◆ **REQUIRED WORK**
Copy the whole listing below line for line, with no changes.

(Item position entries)
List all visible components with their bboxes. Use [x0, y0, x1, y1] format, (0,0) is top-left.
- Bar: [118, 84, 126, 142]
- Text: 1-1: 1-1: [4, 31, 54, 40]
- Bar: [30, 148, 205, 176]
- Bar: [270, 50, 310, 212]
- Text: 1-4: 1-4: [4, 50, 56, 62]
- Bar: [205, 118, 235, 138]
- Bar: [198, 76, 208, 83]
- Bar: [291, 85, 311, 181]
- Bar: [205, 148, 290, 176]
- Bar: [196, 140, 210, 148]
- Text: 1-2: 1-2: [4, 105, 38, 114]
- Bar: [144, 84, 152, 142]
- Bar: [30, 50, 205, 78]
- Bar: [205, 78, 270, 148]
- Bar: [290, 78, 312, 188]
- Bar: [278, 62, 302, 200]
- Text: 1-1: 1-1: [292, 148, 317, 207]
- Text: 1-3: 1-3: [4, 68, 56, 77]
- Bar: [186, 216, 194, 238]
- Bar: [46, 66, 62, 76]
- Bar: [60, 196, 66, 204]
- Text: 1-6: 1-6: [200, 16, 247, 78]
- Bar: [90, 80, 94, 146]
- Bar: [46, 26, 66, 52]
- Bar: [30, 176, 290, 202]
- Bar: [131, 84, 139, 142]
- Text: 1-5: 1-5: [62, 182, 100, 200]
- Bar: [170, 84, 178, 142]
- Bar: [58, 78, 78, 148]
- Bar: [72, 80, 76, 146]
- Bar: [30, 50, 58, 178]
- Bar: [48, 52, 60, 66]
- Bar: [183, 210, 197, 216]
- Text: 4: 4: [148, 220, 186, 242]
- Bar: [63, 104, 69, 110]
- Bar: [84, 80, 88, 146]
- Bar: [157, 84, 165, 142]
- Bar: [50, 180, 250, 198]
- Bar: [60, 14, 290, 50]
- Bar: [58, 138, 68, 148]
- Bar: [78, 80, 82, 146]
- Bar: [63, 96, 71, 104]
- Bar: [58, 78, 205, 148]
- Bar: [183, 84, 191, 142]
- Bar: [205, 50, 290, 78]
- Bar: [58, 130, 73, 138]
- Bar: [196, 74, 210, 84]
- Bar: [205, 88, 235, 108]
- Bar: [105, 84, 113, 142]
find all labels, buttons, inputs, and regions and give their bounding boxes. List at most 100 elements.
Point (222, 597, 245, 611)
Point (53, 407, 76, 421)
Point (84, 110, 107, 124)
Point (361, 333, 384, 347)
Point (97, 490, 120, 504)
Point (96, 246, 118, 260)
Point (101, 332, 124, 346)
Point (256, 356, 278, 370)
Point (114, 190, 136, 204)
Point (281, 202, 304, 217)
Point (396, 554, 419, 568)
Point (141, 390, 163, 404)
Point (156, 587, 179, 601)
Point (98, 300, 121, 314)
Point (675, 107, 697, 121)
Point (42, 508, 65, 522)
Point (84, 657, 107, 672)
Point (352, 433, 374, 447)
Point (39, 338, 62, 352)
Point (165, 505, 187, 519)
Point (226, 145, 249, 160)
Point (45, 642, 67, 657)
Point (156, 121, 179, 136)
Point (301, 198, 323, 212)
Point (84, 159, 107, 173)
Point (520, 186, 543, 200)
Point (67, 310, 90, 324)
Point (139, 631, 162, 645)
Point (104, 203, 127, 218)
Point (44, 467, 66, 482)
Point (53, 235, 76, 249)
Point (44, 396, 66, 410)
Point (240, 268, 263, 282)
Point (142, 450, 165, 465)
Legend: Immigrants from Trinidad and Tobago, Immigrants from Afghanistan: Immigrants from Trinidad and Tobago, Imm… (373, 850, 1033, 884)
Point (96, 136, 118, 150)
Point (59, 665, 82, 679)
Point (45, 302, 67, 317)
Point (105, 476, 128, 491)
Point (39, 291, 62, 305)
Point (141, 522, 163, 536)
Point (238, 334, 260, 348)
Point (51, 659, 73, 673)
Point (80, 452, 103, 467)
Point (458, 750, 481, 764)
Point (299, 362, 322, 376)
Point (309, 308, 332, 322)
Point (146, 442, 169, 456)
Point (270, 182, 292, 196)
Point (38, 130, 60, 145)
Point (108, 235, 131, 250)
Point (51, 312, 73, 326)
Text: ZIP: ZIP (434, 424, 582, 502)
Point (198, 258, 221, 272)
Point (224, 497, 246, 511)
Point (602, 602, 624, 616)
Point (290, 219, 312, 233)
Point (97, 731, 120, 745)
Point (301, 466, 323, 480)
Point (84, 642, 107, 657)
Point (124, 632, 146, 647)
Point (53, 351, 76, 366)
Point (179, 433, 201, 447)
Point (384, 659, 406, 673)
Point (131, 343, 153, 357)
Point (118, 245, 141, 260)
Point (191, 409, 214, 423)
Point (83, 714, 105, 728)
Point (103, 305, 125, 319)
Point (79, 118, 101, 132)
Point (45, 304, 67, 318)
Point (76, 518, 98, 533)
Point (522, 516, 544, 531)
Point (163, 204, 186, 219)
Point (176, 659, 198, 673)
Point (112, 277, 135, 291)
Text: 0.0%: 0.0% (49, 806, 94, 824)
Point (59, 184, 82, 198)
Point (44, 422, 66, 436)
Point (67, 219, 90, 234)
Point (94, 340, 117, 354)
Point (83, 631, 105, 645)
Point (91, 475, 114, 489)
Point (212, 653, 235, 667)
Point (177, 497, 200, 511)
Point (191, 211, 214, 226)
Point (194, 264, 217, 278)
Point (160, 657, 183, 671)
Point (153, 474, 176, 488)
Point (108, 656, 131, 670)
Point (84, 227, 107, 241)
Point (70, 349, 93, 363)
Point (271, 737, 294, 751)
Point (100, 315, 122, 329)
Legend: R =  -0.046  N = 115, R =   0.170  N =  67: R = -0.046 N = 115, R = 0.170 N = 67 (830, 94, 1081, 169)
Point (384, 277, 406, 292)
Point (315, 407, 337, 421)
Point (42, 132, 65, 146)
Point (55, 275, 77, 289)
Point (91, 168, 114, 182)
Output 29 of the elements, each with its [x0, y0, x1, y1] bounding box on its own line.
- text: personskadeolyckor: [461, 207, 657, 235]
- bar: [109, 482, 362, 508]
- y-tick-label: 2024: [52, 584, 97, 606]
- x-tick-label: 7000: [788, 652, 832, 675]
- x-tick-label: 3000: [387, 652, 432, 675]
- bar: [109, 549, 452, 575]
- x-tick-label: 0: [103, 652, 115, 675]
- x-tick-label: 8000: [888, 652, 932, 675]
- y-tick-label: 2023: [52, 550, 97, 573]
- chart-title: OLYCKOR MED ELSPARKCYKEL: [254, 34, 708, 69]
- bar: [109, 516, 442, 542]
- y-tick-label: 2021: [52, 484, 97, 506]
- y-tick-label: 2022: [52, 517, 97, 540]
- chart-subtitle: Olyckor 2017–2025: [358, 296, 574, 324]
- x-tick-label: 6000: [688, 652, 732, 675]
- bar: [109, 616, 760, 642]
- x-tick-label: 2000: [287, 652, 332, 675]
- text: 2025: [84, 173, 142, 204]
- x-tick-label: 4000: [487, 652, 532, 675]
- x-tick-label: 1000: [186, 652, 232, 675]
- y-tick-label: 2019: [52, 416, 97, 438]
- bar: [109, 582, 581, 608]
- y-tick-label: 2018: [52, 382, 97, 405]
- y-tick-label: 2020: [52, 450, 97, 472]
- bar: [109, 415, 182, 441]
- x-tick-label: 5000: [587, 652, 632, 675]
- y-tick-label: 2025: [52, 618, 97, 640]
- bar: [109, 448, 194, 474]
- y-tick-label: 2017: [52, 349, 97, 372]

◆ **RESPONSE FOR THIS EXERCISE**
List all visible components with their bboxes. Use [x0, y0, x1, y1] format, (0,0) is top-left.
- Bar: [118, 84, 126, 142]
- Text: 1-1: 1-1: [4, 31, 54, 40]
- Bar: [30, 148, 205, 176]
- Bar: [270, 50, 310, 212]
- Text: 1-4: 1-4: [4, 50, 56, 62]
- Bar: [205, 118, 235, 138]
- Bar: [198, 76, 208, 83]
- Bar: [291, 85, 311, 181]
- Bar: [205, 148, 290, 176]
- Bar: [196, 140, 210, 148]
- Text: 1-2: 1-2: [4, 105, 38, 114]
- Bar: [144, 84, 152, 142]
- Bar: [30, 50, 205, 78]
- Bar: [205, 78, 270, 148]
- Bar: [290, 78, 312, 188]
- Bar: [278, 62, 302, 200]
- Text: 1-1: 1-1: [292, 148, 317, 207]
- Text: 1-3: 1-3: [4, 68, 56, 77]
- Bar: [186, 216, 194, 238]
- Bar: [46, 66, 62, 76]
- Bar: [60, 196, 66, 204]
- Text: 1-6: 1-6: [200, 16, 247, 78]
- Bar: [90, 80, 94, 146]
- Bar: [46, 26, 66, 52]
- Bar: [30, 176, 290, 202]
- Bar: [131, 84, 139, 142]
- Text: 1-5: 1-5: [62, 182, 100, 200]
- Bar: [170, 84, 178, 142]
- Bar: [58, 78, 78, 148]
- Bar: [72, 80, 76, 146]
- Bar: [30, 50, 58, 178]
- Bar: [48, 52, 60, 66]
- Bar: [183, 210, 197, 216]
- Text: 4: 4: [148, 220, 186, 242]
- Bar: [63, 104, 69, 110]
- Bar: [84, 80, 88, 146]
- Bar: [157, 84, 165, 142]
- Bar: [50, 180, 250, 198]
- Bar: [60, 14, 290, 50]
- Bar: [58, 138, 68, 148]
- Bar: [78, 80, 82, 146]
- Bar: [63, 96, 71, 104]
- Bar: [58, 78, 205, 148]
- Bar: [183, 84, 191, 142]
- Bar: [205, 50, 290, 78]
- Bar: [58, 130, 73, 138]
- Bar: [196, 74, 210, 84]
- Bar: [205, 88, 235, 108]
- Bar: [105, 84, 113, 142]
find all labels, buttons, inputs, and regions and give their bounding boxes. List at most 100 elements.
Point (222, 597, 245, 611)
Point (53, 407, 76, 421)
Point (84, 110, 107, 124)
Point (361, 333, 384, 347)
Point (97, 490, 120, 504)
Point (96, 246, 118, 260)
Point (101, 332, 124, 346)
Point (256, 356, 278, 370)
Point (114, 190, 136, 204)
Point (281, 202, 304, 217)
Point (396, 554, 419, 568)
Point (141, 390, 163, 404)
Point (156, 587, 179, 601)
Point (98, 300, 121, 314)
Point (675, 107, 697, 121)
Point (42, 508, 65, 522)
Point (84, 657, 107, 672)
Point (352, 433, 374, 447)
Point (39, 338, 62, 352)
Point (165, 505, 187, 519)
Point (226, 145, 249, 160)
Point (45, 642, 67, 657)
Point (156, 121, 179, 136)
Point (301, 198, 323, 212)
Point (84, 159, 107, 173)
Point (520, 186, 543, 200)
Point (67, 310, 90, 324)
Point (139, 631, 162, 645)
Point (104, 203, 127, 218)
Point (44, 467, 66, 482)
Point (53, 235, 76, 249)
Point (44, 396, 66, 410)
Point (240, 268, 263, 282)
Point (142, 450, 165, 465)
Legend: Immigrants from Trinidad and Tobago, Immigrants from Afghanistan: Immigrants from Trinidad and Tobago, Imm… (373, 850, 1033, 884)
Point (96, 136, 118, 150)
Point (59, 665, 82, 679)
Point (45, 302, 67, 317)
Point (105, 476, 128, 491)
Point (39, 291, 62, 305)
Point (141, 522, 163, 536)
Point (238, 334, 260, 348)
Point (51, 659, 73, 673)
Point (80, 452, 103, 467)
Point (458, 750, 481, 764)
Point (299, 362, 322, 376)
Point (309, 308, 332, 322)
Point (146, 442, 169, 456)
Point (270, 182, 292, 196)
Point (38, 130, 60, 145)
Point (108, 235, 131, 250)
Point (51, 312, 73, 326)
Text: ZIP: ZIP (434, 424, 582, 502)
Point (198, 258, 221, 272)
Point (224, 497, 246, 511)
Point (602, 602, 624, 616)
Point (290, 219, 312, 233)
Point (97, 731, 120, 745)
Point (301, 466, 323, 480)
Point (84, 642, 107, 657)
Point (124, 632, 146, 647)
Point (53, 351, 76, 366)
Point (179, 433, 201, 447)
Point (384, 659, 406, 673)
Point (131, 343, 153, 357)
Point (118, 245, 141, 260)
Point (191, 409, 214, 423)
Point (83, 714, 105, 728)
Point (103, 305, 125, 319)
Point (79, 118, 101, 132)
Point (45, 304, 67, 318)
Point (76, 518, 98, 533)
Point (522, 516, 544, 531)
Point (163, 204, 186, 219)
Point (176, 659, 198, 673)
Point (112, 277, 135, 291)
Text: 0.0%: 0.0% (49, 806, 94, 824)
Point (59, 184, 82, 198)
Point (44, 422, 66, 436)
Point (67, 219, 90, 234)
Point (94, 340, 117, 354)
Point (83, 631, 105, 645)
Point (91, 475, 114, 489)
Point (212, 653, 235, 667)
Point (177, 497, 200, 511)
Point (191, 211, 214, 226)
Point (194, 264, 217, 278)
Point (160, 657, 183, 671)
Point (153, 474, 176, 488)
Point (108, 656, 131, 670)
Point (84, 227, 107, 241)
Point (70, 349, 93, 363)
Point (271, 737, 294, 751)
Point (100, 315, 122, 329)
Legend: R =  -0.046  N = 115, R =   0.170  N =  67: R = -0.046 N = 115, R = 0.170 N = 67 (830, 94, 1081, 169)
Point (384, 277, 406, 292)
Point (315, 407, 337, 421)
Point (42, 132, 65, 146)
Point (55, 275, 77, 289)
Point (91, 168, 114, 182)
Output 29 of the elements, each with its [x0, y0, x1, y1] bounding box on its own line.
- text: personskadeolyckor: [461, 207, 657, 235]
- bar: [109, 482, 362, 508]
- y-tick-label: 2024: [52, 584, 97, 606]
- x-tick-label: 7000: [788, 652, 832, 675]
- x-tick-label: 3000: [387, 652, 432, 675]
- bar: [109, 549, 452, 575]
- x-tick-label: 0: [103, 652, 115, 675]
- x-tick-label: 8000: [888, 652, 932, 675]
- y-tick-label: 2023: [52, 550, 97, 573]
- chart-title: OLYCKOR MED ELSPARKCYKEL: [254, 34, 708, 69]
- bar: [109, 516, 442, 542]
- y-tick-label: 2021: [52, 484, 97, 506]
- y-tick-label: 2022: [52, 517, 97, 540]
- chart-subtitle: Olyckor 2017–2025: [358, 296, 574, 324]
- x-tick-label: 6000: [688, 652, 732, 675]
- bar: [109, 616, 760, 642]
- x-tick-label: 2000: [287, 652, 332, 675]
- text: 2025: [84, 173, 142, 204]
- x-tick-label: 4000: [487, 652, 532, 675]
- x-tick-label: 1000: [186, 652, 232, 675]
- y-tick-label: 2019: [52, 416, 97, 438]
- bar: [109, 582, 581, 608]
- y-tick-label: 2018: [52, 382, 97, 405]
- y-tick-label: 2020: [52, 450, 97, 472]
- bar: [109, 415, 182, 441]
- x-tick-label: 5000: [587, 652, 632, 675]
- y-tick-label: 2025: [52, 618, 97, 640]
- bar: [109, 448, 194, 474]
- y-tick-label: 2017: [52, 349, 97, 372]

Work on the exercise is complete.